AIM. Sort through the data and copy the lines holding the word "сообщений".

ROWS.

......

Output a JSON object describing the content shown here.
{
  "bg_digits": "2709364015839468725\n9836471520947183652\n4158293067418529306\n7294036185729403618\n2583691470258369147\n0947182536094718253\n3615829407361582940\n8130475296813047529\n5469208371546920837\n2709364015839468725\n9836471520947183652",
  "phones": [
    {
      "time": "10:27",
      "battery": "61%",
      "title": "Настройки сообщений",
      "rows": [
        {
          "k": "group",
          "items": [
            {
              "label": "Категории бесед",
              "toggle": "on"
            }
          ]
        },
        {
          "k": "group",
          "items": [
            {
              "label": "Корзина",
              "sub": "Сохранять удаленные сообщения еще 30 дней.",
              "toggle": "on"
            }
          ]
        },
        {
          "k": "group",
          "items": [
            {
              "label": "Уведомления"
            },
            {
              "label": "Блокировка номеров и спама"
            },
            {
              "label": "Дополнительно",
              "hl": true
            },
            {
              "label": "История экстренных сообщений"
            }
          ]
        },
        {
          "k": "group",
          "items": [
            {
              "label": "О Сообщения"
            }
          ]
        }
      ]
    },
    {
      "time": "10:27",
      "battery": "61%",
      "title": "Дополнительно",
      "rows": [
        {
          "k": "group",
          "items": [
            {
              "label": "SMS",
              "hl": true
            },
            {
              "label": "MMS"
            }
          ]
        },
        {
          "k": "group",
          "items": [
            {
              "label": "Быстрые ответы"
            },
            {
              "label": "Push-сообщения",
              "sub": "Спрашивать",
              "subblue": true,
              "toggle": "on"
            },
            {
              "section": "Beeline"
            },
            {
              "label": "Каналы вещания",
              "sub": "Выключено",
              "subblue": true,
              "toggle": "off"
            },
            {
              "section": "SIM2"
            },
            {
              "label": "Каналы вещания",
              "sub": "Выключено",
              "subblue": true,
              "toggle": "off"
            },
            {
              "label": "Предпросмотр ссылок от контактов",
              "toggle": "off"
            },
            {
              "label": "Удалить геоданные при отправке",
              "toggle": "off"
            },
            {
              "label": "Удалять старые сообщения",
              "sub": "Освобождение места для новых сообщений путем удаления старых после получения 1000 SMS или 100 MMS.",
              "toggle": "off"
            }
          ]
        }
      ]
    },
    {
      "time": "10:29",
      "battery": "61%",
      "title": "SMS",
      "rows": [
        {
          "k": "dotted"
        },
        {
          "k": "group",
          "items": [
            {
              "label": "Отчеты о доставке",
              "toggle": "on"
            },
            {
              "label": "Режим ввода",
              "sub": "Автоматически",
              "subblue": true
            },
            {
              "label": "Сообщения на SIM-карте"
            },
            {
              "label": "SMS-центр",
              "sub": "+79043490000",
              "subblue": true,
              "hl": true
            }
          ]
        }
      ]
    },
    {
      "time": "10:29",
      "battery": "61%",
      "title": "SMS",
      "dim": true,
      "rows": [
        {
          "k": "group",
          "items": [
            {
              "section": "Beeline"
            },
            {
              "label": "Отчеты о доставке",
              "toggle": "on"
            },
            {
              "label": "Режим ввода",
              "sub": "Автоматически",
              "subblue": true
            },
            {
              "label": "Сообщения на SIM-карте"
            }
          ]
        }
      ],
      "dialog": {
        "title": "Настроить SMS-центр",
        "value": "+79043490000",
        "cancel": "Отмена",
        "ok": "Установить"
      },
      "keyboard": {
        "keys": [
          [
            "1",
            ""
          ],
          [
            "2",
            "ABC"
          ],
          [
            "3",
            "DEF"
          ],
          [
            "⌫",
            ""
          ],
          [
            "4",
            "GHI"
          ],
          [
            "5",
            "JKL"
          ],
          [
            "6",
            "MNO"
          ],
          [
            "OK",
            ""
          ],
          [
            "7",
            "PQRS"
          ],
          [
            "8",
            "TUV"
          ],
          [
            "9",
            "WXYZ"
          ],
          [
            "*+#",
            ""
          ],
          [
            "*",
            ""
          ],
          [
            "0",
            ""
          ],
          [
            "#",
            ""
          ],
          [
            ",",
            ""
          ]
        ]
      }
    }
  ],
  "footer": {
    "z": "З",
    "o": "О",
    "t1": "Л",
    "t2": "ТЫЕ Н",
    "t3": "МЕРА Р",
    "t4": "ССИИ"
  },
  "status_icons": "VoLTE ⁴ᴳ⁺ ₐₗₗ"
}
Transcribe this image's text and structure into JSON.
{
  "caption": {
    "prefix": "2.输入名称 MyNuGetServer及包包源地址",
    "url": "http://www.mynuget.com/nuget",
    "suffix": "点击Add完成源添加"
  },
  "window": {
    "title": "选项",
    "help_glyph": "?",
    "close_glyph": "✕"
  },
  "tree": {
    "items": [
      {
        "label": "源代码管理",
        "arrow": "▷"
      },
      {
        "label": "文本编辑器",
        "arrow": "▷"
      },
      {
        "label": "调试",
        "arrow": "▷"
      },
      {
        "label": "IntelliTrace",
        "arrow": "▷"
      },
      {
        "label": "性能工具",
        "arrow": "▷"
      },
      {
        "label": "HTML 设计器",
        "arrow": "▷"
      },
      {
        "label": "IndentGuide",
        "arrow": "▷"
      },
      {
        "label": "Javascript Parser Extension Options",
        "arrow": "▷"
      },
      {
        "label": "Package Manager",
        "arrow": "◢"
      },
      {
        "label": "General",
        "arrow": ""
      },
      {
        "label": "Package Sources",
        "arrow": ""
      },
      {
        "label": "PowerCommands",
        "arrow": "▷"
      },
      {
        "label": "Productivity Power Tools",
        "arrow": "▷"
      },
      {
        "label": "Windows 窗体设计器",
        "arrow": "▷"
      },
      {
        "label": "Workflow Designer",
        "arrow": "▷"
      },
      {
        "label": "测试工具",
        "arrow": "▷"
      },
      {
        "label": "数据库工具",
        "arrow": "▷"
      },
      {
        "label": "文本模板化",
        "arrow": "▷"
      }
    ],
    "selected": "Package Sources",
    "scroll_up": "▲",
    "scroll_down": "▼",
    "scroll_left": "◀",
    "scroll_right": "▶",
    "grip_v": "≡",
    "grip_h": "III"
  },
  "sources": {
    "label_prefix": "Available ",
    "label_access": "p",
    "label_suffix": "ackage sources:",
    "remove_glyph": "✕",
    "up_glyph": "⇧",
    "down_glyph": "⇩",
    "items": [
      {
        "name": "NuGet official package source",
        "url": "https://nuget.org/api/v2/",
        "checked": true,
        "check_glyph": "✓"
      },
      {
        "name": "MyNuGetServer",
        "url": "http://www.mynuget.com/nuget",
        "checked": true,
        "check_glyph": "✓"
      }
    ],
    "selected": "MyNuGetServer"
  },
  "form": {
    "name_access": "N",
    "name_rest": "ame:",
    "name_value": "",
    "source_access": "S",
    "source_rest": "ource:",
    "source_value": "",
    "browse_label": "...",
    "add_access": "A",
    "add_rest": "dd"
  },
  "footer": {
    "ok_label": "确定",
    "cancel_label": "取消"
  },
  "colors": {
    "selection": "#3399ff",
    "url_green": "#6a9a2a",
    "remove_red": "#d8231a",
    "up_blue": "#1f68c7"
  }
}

......

FULL ANSWER.
      "title": "Настройки сообщений",
              "label": "История экстренных сообщений"
              "sub": "Освобождение места для новых сообщений путем удаления старых после получения 1000 SMS или 100 MMS.",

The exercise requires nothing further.